● **GOAL OF THE EXERCISE**
Return each line of the material verbatim.

——

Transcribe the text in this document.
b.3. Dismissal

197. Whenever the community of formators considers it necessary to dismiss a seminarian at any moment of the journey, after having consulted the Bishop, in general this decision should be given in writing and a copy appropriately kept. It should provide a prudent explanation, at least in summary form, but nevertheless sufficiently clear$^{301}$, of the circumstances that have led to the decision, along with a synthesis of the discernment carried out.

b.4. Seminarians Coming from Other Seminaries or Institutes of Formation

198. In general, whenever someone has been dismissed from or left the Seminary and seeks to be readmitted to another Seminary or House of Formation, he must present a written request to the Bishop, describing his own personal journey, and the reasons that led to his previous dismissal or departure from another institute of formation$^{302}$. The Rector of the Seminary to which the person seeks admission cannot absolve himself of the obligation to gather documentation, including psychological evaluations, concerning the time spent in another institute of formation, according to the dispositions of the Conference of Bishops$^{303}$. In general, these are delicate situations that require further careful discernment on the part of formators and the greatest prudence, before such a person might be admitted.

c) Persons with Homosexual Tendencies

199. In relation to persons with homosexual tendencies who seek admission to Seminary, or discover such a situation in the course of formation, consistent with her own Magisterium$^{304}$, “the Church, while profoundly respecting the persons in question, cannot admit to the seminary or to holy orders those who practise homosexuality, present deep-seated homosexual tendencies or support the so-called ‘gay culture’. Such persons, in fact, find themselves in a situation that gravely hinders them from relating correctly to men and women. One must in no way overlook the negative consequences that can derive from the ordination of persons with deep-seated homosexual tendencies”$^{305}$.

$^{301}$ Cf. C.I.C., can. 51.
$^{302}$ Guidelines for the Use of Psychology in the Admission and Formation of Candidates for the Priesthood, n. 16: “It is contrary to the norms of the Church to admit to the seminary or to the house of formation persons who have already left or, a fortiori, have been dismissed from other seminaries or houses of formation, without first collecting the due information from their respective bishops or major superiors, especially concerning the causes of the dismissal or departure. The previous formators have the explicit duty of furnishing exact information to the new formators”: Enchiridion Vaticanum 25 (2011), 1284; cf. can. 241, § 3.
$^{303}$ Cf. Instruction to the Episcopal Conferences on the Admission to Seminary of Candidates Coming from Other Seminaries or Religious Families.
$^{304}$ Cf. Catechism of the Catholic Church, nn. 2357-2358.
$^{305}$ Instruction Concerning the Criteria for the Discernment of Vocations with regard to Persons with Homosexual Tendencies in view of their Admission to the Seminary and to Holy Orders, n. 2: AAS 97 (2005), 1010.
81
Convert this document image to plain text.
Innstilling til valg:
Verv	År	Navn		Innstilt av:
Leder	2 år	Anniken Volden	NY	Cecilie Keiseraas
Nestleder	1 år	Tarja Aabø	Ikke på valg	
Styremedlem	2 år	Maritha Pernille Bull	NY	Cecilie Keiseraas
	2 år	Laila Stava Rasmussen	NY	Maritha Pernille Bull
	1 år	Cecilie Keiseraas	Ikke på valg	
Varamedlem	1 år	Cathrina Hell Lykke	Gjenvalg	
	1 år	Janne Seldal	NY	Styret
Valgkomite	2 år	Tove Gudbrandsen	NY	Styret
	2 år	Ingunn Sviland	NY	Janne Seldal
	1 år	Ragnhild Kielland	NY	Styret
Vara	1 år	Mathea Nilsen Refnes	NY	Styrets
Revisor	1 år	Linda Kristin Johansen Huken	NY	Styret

——

● **OUTPUT OF THE TASK**
Transcribe the text in this document.
b.3. Dismissal

197. Whenever the community of formators considers it necessary to dismiss a seminarian at any moment of the journey, after having consulted the Bishop, in general this decision should be given in writing and a copy appropriately kept. It should provide a prudent explanation, at least in summary form, but nevertheless sufficiently clear$^{301}$, of the circumstances that have led to the decision, along with a synthesis of the discernment carried out.

b.4. Seminarians Coming from Other Seminaries or Institutes of Formation

198. In general, whenever someone has been dismissed from or left the Seminary and seeks to be readmitted to another Seminary or House of Formation, he must present a written request to the Bishop, describing his own personal journey, and the reasons that led to his previous dismissal or departure from another institute of formation$^{302}$. The Rector of the Seminary to which the person seeks admission cannot absolve himself of the obligation to gather documentation, including psychological evaluations, concerning the time spent in another institute of formation, according to the dispositions of the Conference of Bishops$^{303}$. In general, these are delicate situations that require further careful discernment on the part of formators and the greatest prudence, before such a person might be admitted.

c) Persons with Homosexual Tendencies

199. In relation to persons with homosexual tendencies who seek admission to Seminary, or discover such a situation in the course of formation, consistent with her own Magisterium$^{304}$, “the Church, while profoundly respecting the persons in question, cannot admit to the seminary or to holy orders those who practise homosexuality, present deep-seated homosexual tendencies or support the so-called ‘gay culture’. Such persons, in fact, find themselves in a situation that gravely hinders them from relating correctly to men and women. One must in no way overlook the negative consequences that can derive from the ordination of persons with deep-seated homosexual tendencies”$^{305}$.

$^{301}$ Cf. C.I.C., can. 51.
$^{302}$ Guidelines for the Use of Psychology in the Admission and Formation of Candidates for the Priesthood, n. 16: “It is contrary to the norms of the Church to admit to the seminary or to the house of formation persons who have already left or, a fortiori, have been dismissed from other seminaries or houses of formation, without first collecting the due information from their respective bishops or major superiors, especially concerning the causes of the dismissal or departure. The previous formators have the explicit duty of furnishing exact information to the new formators”: Enchiridion Vaticanum 25 (2011), 1284; cf. can. 241, § 3.
$^{303}$ Cf. Instruction to the Episcopal Conferences on the Admission to Seminary of Candidates Coming from Other Seminaries or Religious Families.
$^{304}$ Cf. Catechism of the Catholic Church, nn. 2357-2358.
$^{305}$ Instruction Concerning the Criteria for the Discernment of Vocations with regard to Persons with Homosexual Tendencies in view of their Admission to the Seminary and to Holy Orders, n. 2: AAS 97 (2005), 1010.
81
Convert this document image to plain text.
Innstilling til valg:
Verv	År	Navn		Innstilt av:
Leder	2 år	Anniken Volden	NY	Cecilie Keiseraas
Nestleder	1 år	Tarja Aabø	Ikke på valg	
Styremedlem	2 år	Maritha Pernille Bull	NY	Cecilie Keiseraas
	2 år	Laila Stava Rasmussen	NY	Maritha Pernille Bull
	1 år	Cecilie Keiseraas	Ikke på valg	
Varamedlem	1 år	Cathrina Hell Lykke	Gjenvalg	
	1 år	Janne Seldal	NY	Styret
Valgkomite	2 år	Tove Gudbrandsen	NY	Styret
	2 år	Ingunn Sviland	NY	Janne Seldal
	1 år	Ragnhild Kielland	NY	Styret
Vara	1 år	Mathea Nilsen Refnes	NY	Styrets
Revisor	1 år	Linda Kristin Johansen Huken	NY	Styret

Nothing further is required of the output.